(Dataset rows about figures)
- - -
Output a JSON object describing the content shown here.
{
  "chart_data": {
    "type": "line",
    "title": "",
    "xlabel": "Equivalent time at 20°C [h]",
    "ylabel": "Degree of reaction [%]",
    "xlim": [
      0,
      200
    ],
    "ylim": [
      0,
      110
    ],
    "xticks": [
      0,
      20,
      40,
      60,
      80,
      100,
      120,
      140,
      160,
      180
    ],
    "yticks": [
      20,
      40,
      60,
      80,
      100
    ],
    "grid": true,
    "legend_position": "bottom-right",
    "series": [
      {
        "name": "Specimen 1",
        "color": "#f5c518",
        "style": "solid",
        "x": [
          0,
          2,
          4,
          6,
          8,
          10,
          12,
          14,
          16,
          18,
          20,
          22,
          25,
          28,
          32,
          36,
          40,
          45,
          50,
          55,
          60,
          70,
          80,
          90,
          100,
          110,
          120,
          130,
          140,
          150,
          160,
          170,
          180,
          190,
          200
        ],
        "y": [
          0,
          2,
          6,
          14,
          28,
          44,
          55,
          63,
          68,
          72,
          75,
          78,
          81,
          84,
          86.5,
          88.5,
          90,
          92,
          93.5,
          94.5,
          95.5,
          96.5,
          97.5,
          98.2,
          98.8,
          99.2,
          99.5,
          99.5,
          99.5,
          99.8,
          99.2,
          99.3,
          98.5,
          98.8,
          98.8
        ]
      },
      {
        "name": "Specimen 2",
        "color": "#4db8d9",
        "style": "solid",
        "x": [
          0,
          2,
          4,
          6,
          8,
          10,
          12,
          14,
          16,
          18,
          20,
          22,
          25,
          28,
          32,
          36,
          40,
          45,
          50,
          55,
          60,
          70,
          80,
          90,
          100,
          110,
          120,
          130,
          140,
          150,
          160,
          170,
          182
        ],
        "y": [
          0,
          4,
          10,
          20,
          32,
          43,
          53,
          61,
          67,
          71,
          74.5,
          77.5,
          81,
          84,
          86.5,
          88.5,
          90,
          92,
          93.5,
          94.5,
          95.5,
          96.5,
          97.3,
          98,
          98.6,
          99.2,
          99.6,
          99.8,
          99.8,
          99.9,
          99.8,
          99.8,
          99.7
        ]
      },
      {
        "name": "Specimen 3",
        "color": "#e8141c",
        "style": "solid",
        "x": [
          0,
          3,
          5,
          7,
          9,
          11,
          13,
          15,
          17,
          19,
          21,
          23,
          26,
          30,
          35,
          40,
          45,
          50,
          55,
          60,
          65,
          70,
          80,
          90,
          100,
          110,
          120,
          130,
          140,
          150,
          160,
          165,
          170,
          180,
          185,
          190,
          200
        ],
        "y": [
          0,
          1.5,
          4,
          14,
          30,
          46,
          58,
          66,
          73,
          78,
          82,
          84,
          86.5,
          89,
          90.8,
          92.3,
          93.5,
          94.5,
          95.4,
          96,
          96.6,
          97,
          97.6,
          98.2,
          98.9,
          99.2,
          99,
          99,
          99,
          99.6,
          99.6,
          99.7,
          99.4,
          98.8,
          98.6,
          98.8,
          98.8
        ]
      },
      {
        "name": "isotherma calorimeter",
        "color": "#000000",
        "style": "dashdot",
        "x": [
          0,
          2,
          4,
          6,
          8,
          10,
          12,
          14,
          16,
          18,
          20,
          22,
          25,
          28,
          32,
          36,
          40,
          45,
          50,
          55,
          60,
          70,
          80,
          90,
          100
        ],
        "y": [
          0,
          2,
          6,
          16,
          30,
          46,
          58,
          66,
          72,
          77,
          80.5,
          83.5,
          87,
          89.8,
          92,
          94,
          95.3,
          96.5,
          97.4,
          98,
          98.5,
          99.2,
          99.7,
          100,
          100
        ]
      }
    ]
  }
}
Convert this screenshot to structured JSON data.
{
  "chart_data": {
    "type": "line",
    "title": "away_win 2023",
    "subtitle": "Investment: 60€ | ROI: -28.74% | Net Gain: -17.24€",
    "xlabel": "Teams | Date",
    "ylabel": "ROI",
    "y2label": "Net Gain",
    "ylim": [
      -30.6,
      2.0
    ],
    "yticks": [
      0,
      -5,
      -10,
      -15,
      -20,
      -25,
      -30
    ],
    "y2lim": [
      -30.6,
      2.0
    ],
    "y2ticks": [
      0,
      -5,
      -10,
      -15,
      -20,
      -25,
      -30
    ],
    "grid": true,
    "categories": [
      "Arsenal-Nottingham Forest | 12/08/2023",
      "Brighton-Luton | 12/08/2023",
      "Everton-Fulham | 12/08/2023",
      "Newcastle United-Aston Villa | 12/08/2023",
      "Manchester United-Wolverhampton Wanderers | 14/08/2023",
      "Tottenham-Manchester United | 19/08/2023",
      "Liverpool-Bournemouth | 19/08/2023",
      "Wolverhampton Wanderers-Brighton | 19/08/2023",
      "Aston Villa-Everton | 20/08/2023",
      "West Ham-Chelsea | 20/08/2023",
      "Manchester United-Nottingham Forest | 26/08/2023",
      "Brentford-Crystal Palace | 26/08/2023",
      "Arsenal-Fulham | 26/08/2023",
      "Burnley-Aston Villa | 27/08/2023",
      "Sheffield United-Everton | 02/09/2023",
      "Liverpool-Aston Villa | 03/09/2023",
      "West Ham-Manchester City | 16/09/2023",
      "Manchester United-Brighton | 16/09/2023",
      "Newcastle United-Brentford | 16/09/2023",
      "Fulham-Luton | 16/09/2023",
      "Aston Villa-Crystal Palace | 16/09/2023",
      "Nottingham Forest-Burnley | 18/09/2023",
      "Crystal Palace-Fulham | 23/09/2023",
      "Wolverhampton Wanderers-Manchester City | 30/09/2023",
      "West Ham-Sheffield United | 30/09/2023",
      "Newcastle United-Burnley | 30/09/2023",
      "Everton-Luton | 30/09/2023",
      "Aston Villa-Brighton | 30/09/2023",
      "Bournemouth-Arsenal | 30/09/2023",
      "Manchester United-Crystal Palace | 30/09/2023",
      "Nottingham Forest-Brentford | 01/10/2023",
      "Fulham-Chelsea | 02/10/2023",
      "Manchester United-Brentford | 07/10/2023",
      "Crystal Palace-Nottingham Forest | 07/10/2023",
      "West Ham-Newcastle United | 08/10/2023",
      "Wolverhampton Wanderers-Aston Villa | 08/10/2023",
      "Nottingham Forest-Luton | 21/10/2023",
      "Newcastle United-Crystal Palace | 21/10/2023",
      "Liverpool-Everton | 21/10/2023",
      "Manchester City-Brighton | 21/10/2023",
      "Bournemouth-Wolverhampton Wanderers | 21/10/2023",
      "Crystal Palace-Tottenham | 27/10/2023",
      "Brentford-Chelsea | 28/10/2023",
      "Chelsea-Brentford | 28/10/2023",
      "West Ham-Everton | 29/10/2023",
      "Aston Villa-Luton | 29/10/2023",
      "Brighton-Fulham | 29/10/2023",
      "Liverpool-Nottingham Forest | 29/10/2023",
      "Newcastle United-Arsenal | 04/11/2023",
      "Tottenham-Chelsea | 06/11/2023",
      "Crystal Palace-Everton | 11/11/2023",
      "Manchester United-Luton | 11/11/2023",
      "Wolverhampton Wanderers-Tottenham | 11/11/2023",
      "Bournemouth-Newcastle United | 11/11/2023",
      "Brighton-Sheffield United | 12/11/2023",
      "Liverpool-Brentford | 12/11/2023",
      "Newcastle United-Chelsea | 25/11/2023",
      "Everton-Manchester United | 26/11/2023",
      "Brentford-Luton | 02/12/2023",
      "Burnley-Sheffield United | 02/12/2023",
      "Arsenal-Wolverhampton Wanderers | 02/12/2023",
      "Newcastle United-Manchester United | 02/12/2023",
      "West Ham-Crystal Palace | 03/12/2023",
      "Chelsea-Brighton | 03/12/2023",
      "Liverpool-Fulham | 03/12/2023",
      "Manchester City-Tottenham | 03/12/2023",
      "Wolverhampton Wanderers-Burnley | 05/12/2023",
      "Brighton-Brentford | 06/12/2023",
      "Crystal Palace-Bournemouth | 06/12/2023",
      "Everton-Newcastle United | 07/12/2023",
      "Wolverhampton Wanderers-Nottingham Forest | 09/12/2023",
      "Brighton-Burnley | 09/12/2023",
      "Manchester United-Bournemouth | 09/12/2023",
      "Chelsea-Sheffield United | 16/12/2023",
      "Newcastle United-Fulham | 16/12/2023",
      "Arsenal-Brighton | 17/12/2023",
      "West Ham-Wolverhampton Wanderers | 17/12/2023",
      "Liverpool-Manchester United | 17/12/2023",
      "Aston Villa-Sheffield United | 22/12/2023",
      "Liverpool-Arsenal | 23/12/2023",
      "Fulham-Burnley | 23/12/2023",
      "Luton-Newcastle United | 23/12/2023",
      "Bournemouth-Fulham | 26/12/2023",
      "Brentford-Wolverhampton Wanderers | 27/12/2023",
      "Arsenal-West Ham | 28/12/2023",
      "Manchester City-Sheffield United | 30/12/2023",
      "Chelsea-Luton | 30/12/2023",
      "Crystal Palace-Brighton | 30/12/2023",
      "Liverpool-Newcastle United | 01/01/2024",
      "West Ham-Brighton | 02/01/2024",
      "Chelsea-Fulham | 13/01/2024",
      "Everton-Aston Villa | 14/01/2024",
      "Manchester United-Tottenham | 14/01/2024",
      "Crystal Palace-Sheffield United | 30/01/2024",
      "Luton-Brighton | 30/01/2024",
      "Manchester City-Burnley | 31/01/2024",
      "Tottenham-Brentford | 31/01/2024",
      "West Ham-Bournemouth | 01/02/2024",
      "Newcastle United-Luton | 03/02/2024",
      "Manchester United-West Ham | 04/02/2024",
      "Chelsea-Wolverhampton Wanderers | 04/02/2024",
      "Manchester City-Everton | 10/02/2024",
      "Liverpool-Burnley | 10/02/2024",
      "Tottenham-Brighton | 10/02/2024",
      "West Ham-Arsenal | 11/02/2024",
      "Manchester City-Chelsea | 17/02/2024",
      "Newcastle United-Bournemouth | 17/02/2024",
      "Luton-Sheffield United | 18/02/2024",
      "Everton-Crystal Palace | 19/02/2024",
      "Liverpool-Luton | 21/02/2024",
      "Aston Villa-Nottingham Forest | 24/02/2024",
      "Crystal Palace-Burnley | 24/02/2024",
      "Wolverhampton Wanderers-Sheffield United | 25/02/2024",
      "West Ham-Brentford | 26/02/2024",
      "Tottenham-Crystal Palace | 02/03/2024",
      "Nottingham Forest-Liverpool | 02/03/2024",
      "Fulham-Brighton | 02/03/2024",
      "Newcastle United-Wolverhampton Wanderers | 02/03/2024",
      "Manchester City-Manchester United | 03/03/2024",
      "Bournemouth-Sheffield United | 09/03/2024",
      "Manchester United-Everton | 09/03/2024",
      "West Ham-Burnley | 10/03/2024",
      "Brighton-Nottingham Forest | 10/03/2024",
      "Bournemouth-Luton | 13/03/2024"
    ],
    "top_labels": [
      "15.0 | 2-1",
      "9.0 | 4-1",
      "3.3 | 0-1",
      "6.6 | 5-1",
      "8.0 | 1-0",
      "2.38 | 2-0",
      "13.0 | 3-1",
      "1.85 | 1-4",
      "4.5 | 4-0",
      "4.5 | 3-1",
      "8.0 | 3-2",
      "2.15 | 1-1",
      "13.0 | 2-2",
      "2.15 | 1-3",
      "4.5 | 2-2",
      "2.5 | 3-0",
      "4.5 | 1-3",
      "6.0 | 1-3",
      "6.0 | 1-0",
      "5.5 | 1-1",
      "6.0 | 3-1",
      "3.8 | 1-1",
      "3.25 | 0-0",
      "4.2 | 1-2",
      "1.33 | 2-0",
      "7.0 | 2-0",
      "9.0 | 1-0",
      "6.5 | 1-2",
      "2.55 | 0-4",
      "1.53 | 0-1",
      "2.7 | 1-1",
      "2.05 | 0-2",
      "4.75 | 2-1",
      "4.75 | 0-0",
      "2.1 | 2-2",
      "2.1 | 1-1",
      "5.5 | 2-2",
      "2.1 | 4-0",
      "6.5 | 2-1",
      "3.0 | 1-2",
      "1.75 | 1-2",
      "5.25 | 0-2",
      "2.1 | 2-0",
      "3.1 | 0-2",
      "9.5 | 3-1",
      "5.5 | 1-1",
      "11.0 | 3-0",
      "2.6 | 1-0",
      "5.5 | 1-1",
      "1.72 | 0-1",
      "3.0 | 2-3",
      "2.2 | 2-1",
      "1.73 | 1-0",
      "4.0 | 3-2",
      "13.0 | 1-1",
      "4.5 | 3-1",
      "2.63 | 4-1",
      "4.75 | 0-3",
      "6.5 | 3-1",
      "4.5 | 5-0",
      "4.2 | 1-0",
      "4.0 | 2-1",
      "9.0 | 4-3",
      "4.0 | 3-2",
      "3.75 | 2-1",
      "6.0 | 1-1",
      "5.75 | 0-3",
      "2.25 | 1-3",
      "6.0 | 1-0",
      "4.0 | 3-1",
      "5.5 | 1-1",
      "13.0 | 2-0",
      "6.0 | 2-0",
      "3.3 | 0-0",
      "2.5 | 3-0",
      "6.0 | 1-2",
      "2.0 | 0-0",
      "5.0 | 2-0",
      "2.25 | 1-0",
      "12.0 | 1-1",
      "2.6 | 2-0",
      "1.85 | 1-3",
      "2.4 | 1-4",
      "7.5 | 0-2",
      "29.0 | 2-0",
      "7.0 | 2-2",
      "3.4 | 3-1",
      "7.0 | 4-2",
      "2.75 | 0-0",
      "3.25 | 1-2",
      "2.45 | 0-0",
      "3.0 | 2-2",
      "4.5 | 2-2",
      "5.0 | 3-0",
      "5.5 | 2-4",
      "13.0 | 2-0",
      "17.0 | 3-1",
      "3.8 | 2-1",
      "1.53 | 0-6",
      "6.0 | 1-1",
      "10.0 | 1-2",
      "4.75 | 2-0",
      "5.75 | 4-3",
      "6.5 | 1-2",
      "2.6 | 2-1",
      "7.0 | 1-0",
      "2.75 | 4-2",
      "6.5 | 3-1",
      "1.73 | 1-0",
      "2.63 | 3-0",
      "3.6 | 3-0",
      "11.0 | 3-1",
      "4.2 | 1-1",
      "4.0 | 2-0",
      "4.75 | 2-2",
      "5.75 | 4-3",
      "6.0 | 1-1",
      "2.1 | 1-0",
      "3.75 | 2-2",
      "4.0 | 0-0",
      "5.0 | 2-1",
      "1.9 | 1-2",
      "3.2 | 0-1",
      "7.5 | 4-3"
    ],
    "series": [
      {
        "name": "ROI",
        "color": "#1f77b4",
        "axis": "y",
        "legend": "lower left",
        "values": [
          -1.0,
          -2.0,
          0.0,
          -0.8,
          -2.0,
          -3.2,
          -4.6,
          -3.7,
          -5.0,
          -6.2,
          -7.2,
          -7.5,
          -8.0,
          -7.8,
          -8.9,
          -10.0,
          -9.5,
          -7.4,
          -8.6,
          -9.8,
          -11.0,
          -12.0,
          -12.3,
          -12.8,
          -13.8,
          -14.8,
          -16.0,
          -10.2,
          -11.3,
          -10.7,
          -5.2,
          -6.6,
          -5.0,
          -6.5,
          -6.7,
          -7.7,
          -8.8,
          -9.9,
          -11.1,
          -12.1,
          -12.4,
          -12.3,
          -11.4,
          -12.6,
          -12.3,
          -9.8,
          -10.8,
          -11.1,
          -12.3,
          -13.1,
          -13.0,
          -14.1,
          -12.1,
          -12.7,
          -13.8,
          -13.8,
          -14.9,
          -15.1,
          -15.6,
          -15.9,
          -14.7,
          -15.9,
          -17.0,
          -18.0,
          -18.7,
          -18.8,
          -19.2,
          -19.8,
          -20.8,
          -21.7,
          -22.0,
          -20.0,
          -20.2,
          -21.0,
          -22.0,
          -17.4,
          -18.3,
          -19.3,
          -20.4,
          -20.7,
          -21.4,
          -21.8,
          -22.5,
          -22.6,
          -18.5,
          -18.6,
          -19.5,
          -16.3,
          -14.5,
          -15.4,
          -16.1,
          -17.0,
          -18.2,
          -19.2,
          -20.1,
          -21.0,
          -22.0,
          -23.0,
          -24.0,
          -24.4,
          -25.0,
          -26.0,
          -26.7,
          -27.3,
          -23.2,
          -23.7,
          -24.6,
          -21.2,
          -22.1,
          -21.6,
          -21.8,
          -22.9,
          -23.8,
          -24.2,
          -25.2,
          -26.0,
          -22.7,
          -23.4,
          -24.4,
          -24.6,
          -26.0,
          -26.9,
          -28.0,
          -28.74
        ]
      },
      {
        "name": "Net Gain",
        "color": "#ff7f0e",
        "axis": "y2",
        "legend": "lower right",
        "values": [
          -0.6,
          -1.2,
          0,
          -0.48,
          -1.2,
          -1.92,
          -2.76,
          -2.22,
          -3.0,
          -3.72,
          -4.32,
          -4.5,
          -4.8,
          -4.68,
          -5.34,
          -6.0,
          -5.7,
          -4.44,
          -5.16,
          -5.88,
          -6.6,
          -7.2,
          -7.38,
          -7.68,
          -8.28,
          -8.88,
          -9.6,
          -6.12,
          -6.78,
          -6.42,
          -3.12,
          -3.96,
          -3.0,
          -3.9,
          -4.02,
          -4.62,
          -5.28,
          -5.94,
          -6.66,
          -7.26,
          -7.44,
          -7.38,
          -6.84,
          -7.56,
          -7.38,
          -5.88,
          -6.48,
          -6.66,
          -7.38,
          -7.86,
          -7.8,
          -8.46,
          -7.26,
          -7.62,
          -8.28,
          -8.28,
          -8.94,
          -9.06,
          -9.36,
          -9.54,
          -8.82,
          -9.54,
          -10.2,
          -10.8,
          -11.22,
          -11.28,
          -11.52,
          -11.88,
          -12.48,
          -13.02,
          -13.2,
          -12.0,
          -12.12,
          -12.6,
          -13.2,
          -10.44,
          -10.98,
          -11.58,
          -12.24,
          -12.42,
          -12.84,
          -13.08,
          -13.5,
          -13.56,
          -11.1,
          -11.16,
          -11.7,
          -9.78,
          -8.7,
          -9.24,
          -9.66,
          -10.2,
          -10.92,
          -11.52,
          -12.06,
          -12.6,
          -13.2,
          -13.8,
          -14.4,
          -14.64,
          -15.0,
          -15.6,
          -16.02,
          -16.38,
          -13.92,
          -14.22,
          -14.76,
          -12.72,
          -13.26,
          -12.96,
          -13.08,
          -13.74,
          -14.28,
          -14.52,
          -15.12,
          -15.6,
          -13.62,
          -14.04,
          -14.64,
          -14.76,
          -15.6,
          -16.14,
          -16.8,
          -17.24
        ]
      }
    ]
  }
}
- - -
* **Directions for this task**
Identify all lines in the records above with the word "color".

* **Correct result**
        "color": "#f5c518",
        "color": "#4db8d9",
        "color": "#e8141c",
        "color": "#000000",
        "color": "#1f77b4",
        "color": "#ff7f0e",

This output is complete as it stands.